§ **WHAT IS NEEDED**
Wherever a line holds the word "Barron", copy that line out.

§ **SUPPLIED DATA**
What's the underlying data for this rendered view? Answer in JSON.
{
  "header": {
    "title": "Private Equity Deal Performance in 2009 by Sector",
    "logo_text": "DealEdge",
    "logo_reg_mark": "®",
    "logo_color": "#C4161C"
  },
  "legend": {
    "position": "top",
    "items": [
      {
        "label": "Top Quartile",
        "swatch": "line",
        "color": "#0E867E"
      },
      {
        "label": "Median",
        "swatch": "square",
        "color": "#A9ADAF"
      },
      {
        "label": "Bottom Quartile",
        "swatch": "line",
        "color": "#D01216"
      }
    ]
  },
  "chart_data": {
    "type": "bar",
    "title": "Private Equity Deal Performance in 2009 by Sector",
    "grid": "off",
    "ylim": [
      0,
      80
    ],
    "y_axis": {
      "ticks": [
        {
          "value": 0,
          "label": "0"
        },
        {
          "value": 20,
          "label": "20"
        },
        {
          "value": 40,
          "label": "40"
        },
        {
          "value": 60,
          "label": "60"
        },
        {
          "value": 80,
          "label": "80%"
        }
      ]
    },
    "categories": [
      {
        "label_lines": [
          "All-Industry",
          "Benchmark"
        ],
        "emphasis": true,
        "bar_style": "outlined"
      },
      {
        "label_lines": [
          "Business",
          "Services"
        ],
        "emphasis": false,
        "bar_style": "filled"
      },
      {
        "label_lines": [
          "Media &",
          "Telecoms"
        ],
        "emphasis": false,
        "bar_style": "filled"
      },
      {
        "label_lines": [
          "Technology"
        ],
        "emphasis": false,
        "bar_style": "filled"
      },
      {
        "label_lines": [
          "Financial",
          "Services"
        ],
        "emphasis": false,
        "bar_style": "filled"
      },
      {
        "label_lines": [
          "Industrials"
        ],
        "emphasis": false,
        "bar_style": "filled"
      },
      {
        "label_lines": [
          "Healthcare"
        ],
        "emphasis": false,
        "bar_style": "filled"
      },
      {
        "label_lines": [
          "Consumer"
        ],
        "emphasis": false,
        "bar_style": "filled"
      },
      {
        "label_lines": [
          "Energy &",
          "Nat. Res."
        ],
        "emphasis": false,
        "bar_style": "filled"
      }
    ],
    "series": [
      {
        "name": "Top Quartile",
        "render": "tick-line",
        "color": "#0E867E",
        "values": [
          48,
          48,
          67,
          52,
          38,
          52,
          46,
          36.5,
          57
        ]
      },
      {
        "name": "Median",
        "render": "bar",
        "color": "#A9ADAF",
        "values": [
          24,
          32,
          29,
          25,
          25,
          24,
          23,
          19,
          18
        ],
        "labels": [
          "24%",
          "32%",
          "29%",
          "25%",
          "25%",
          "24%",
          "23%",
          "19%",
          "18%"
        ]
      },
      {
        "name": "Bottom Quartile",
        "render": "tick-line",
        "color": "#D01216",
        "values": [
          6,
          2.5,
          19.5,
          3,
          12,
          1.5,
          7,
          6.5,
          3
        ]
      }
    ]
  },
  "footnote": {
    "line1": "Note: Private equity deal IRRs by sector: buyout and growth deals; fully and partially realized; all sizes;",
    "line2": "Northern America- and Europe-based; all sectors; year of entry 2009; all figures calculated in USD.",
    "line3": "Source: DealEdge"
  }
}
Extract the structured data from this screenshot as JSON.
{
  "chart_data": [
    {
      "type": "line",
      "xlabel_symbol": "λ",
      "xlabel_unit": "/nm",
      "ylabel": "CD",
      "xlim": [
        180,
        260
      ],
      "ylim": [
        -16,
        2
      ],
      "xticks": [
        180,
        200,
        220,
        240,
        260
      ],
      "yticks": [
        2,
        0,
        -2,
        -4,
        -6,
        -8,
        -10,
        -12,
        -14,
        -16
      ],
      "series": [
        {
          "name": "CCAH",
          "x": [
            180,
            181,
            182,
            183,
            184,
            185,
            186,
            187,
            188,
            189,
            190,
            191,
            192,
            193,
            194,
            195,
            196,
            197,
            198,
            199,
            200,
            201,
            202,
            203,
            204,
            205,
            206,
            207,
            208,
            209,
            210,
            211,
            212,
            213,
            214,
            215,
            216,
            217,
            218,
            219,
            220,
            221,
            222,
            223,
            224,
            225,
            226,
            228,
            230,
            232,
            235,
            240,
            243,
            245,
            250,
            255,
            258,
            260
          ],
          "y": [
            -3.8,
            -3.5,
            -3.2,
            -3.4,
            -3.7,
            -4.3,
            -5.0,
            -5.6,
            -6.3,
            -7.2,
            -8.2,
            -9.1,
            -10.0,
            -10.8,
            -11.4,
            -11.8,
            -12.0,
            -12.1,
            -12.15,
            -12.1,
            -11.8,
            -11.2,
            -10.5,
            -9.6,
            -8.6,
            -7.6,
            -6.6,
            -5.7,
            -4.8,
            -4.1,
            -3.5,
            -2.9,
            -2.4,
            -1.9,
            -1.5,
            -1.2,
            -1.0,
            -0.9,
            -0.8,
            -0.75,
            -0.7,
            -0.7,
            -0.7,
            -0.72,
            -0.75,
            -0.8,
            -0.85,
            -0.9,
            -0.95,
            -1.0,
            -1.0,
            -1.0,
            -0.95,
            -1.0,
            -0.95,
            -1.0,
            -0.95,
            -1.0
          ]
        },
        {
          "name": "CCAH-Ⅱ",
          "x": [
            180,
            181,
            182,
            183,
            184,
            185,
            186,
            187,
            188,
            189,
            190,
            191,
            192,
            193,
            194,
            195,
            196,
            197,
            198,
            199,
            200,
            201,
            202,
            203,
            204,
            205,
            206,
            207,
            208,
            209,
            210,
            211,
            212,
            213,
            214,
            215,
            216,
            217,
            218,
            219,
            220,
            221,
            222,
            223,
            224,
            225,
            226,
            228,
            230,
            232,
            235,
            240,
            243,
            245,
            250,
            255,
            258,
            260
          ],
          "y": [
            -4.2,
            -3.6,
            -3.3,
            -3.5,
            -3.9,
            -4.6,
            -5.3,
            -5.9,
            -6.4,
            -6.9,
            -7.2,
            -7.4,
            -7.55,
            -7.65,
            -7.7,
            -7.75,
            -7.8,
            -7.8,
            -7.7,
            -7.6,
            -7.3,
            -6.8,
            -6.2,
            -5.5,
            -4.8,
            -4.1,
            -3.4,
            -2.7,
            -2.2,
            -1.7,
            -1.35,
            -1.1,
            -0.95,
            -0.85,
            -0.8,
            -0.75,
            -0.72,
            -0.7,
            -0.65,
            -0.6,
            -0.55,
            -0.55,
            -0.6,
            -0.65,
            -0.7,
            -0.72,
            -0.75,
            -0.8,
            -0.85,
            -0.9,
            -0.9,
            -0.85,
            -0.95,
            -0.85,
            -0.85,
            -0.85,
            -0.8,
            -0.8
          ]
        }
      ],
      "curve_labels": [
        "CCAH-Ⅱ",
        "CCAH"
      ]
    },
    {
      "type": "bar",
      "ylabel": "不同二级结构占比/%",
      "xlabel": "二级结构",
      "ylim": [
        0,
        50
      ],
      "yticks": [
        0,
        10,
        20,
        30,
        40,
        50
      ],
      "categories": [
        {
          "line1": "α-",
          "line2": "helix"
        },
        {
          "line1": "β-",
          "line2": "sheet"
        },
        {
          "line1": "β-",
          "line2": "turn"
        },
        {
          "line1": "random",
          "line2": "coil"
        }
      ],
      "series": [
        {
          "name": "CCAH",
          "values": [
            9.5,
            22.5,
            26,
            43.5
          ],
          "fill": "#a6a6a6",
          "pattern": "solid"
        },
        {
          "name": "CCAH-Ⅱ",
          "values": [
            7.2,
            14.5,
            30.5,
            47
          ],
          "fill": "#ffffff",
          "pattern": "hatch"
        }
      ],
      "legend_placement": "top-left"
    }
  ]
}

...

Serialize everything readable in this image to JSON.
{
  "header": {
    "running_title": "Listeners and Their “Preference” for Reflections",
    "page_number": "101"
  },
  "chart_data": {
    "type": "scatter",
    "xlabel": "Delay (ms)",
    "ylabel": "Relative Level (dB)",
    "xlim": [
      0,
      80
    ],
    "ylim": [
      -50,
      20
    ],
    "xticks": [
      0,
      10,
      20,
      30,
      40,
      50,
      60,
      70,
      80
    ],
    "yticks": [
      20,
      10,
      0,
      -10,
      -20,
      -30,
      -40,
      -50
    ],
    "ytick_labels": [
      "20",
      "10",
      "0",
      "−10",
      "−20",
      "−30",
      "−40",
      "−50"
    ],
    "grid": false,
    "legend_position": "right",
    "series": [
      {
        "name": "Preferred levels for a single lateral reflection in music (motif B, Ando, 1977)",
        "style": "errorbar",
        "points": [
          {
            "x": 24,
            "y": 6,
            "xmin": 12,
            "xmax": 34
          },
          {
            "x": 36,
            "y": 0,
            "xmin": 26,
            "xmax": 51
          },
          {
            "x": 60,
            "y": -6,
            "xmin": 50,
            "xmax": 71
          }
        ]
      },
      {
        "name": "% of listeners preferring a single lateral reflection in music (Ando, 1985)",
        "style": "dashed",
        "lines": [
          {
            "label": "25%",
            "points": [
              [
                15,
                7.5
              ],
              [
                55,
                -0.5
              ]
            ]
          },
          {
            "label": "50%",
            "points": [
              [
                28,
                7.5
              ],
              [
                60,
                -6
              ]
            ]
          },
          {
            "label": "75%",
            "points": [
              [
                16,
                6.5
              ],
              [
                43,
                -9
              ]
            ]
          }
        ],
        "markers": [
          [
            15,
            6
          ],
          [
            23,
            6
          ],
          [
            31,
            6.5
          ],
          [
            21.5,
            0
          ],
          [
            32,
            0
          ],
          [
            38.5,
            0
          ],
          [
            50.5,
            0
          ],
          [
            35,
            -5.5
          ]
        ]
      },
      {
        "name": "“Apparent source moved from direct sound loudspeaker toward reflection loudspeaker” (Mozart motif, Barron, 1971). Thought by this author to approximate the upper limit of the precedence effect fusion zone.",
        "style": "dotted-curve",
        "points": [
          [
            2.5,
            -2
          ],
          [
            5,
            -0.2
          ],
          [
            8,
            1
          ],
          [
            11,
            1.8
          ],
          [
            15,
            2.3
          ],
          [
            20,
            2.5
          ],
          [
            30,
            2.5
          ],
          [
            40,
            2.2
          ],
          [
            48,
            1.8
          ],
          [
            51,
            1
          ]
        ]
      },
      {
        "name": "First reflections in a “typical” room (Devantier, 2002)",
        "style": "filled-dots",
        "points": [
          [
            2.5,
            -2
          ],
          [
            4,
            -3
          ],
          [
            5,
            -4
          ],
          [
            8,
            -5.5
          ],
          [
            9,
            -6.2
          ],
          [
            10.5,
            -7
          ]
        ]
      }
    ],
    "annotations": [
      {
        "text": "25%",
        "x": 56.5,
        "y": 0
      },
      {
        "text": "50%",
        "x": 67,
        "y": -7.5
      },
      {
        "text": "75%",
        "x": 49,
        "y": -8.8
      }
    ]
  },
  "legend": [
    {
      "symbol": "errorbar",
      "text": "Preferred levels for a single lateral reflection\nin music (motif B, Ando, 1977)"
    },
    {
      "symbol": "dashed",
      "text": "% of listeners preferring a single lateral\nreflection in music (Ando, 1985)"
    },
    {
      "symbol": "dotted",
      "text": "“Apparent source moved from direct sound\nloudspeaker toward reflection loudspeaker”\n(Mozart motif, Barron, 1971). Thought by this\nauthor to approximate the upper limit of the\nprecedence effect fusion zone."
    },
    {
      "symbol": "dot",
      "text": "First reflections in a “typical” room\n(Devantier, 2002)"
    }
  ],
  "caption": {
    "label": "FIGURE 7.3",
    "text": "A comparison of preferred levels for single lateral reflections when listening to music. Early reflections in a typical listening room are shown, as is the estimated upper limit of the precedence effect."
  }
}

§ **RESPONSE**
        "name": "“Apparent source moved from direct sound loudspeaker toward reflection loudspeaker” (Mozart motif, Barron, 1971). Thought by this author to approximate the upper limit of the precedence effect fusion zone.",
      "text": "“Apparent source moved from direct sound\nloudspeaker toward reflection loudspeaker”\n(Mozart motif, Barron, 1971). Thought by this\nauthor to approximate the upper limit of the\nprecedence effect fusion zone."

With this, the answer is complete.